§ **Your goal**
Repeat the entire listing exactly.

— Begin —

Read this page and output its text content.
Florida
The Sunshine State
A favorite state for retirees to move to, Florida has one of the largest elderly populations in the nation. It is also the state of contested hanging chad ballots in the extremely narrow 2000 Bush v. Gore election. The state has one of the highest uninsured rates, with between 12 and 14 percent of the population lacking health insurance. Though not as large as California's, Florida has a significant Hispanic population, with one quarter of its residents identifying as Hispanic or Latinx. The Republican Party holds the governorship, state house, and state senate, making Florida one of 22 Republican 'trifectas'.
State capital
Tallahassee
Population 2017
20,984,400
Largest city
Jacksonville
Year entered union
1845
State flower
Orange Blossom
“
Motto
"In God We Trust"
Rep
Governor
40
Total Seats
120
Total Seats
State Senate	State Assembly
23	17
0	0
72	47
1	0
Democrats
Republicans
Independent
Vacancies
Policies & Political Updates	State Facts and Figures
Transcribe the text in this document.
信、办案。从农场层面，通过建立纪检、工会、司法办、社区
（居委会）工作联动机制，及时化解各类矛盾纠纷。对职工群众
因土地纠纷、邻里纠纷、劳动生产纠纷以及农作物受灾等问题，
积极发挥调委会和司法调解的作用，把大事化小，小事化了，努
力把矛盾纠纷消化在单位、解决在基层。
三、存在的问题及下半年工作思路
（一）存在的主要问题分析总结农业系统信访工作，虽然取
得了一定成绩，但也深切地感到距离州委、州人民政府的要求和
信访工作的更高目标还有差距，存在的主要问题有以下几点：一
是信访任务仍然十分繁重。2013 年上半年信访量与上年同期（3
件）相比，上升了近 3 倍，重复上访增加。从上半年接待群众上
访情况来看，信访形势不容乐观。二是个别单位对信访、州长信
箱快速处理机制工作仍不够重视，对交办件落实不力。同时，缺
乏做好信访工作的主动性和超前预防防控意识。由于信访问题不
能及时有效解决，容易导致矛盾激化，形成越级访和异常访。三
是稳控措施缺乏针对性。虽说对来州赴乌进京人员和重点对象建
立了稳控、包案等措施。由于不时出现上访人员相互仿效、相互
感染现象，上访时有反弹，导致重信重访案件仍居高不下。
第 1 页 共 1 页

— End —

§ **Solution below**
Read this page and output its text content.
Florida
The Sunshine State
A favorite state for retirees to move to, Florida has one of the largest elderly populations in the nation. It is also the state of contested hanging chad ballots in the extremely narrow 2000 Bush v. Gore election. The state has one of the highest uninsured rates, with between 12 and 14 percent of the population lacking health insurance. Though not as large as California's, Florida has a significant Hispanic population, with one quarter of its residents identifying as Hispanic or Latinx. The Republican Party holds the governorship, state house, and state senate, making Florida one of 22 Republican 'trifectas'.
State capital
Tallahassee
Population 2017
20,984,400
Largest city
Jacksonville
Year entered union
1845
State flower
Orange Blossom
“
Motto
"In God We Trust"
Rep
Governor
40
Total Seats
120
Total Seats
State Senate	State Assembly
23	17
0	0
72	47
1	0
Democrats
Republicans
Independent
Vacancies
Policies & Political Updates	State Facts and Figures
Transcribe the text in this document.
信、办案。从农场层面，通过建立纪检、工会、司法办、社区
（居委会）工作联动机制，及时化解各类矛盾纠纷。对职工群众
因土地纠纷、邻里纠纷、劳动生产纠纷以及农作物受灾等问题，
积极发挥调委会和司法调解的作用，把大事化小，小事化了，努
力把矛盾纠纷消化在单位、解决在基层。
三、存在的问题及下半年工作思路
（一）存在的主要问题分析总结农业系统信访工作，虽然取
得了一定成绩，但也深切地感到距离州委、州人民政府的要求和
信访工作的更高目标还有差距，存在的主要问题有以下几点：一
是信访任务仍然十分繁重。2013 年上半年信访量与上年同期（3
件）相比，上升了近 3 倍，重复上访增加。从上半年接待群众上
访情况来看，信访形势不容乐观。二是个别单位对信访、州长信
箱快速处理机制工作仍不够重视，对交办件落实不力。同时，缺
乏做好信访工作的主动性和超前预防防控意识。由于信访问题不
能及时有效解决，容易导致矛盾激化，形成越级访和异常访。三
是稳控措施缺乏针对性。虽说对来州赴乌进京人员和重点对象建
立了稳控、包案等措施。由于不时出现上访人员相互仿效、相互
感染现象，上访时有反弹，导致重信重访案件仍居高不下。
第 1 页 共 1 页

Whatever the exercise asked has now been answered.